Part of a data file
-- BEGIN --

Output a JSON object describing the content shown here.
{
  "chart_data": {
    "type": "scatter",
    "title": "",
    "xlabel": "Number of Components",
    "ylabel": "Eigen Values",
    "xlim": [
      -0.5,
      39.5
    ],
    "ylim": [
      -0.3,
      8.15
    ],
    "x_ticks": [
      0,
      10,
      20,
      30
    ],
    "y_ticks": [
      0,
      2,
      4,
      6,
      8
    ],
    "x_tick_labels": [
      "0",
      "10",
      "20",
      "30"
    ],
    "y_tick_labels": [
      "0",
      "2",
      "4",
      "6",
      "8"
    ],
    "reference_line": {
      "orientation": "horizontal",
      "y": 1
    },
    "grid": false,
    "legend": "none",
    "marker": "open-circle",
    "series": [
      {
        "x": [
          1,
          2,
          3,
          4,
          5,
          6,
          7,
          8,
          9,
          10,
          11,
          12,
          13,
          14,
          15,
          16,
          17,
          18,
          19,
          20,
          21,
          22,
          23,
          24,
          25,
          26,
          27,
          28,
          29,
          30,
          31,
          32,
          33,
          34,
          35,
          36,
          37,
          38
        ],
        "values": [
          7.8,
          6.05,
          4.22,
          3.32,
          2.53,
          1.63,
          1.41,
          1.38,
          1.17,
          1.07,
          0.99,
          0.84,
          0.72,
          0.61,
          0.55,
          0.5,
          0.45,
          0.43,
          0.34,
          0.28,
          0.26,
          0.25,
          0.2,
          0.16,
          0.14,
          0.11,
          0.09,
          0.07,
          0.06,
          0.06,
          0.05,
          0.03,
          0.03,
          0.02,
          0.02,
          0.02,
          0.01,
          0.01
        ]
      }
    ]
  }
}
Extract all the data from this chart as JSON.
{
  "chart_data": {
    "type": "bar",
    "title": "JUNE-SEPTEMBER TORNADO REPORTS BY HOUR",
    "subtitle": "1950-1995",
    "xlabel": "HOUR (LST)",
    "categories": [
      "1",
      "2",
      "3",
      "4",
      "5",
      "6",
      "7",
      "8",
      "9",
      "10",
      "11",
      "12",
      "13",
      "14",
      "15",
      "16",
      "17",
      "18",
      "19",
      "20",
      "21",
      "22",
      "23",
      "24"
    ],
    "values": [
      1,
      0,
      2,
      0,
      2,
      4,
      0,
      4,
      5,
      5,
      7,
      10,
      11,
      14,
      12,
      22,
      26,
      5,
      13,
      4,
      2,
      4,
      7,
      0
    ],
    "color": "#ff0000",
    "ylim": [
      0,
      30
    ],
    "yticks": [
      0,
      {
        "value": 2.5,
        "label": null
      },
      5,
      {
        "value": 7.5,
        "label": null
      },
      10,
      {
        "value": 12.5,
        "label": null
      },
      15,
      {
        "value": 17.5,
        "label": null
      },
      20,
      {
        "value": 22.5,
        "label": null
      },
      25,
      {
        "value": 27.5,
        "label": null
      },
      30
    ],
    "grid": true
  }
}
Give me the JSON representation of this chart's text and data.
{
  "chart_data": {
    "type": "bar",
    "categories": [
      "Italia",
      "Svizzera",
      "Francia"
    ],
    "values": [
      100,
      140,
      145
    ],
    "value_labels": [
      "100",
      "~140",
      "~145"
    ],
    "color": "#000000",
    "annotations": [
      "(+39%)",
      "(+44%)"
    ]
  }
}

-- END --

## INSTRUCTIONS TO FOLLOW
From the data above, copy each line that has the string "xlabel".

## OUTPUT BELOW
    "xlabel": "Number of Components",
    "xlabel": "HOUR (LST)",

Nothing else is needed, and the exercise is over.